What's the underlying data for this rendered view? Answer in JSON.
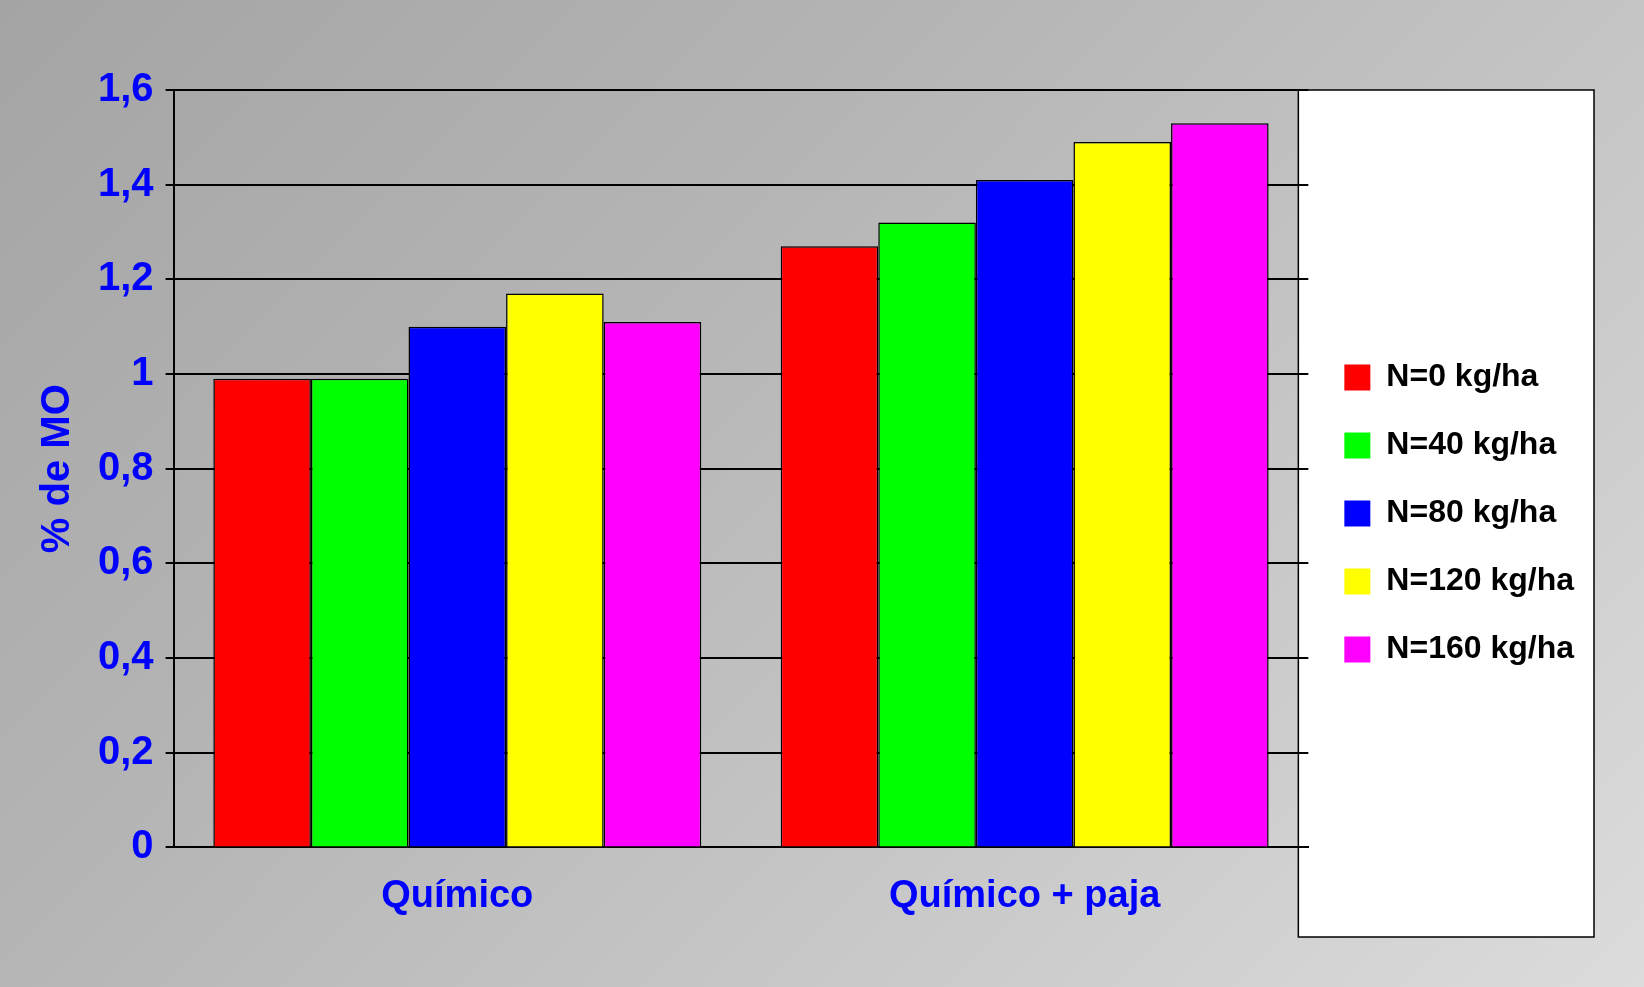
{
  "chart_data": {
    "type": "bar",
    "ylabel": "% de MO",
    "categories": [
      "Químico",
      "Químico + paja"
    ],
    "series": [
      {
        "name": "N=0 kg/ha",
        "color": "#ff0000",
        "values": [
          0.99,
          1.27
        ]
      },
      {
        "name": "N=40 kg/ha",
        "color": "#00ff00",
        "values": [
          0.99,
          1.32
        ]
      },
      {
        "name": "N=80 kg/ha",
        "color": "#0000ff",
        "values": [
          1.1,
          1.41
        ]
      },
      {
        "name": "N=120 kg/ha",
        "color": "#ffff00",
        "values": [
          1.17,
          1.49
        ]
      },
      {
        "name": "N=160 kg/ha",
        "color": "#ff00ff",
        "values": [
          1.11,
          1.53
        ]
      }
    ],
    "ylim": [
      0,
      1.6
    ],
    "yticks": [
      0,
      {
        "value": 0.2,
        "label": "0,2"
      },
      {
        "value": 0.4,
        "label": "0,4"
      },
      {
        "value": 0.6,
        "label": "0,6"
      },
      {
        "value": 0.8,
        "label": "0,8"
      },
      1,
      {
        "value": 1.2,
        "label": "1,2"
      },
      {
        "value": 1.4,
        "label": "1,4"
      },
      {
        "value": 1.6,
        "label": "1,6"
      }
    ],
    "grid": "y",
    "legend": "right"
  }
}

◇ ◇ ◇ ◇ ◇ ◇ ◇

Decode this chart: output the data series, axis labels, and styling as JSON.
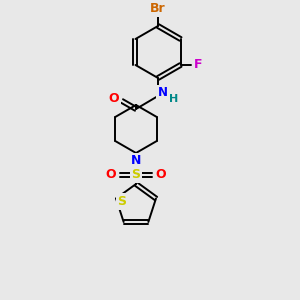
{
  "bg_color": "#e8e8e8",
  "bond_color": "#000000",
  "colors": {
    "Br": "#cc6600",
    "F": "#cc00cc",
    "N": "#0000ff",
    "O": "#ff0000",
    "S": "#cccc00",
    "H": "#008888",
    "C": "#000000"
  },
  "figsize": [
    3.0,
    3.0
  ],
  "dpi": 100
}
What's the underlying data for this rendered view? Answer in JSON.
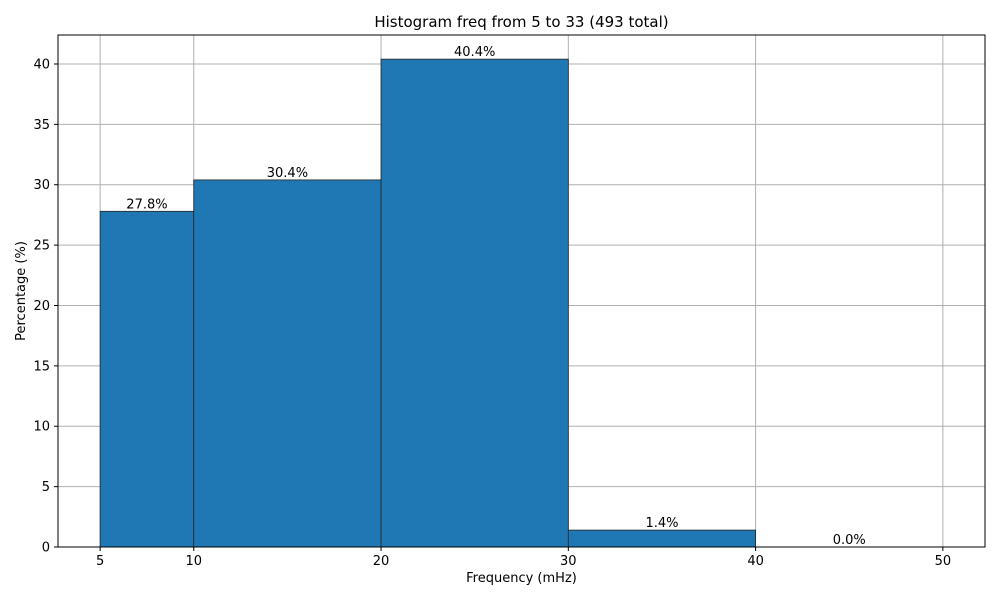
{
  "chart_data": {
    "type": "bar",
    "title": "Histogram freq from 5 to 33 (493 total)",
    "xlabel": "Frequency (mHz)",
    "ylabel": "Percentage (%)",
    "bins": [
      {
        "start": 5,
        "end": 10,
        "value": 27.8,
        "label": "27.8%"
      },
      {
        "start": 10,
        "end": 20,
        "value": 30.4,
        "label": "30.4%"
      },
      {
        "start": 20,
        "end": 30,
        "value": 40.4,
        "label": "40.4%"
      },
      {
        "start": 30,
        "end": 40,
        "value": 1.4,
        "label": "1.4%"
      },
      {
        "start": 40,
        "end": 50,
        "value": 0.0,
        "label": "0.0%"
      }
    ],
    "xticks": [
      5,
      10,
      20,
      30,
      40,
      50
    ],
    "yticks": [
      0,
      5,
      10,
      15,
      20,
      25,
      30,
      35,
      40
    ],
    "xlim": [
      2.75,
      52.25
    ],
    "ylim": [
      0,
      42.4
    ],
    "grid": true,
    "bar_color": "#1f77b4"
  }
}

◇ ◇ ◇ ◇ ◇ ◇ ◇

Requirements — Only lines with the word "name" should be collected from the material.

Solved problem —
        "name": "N=0 kg/ha",
        "name": "N=40 kg/ha",
        "name": "N=80 kg/ha",
        "name": "N=120 kg/ha",
        "name": "N=160 kg/ha",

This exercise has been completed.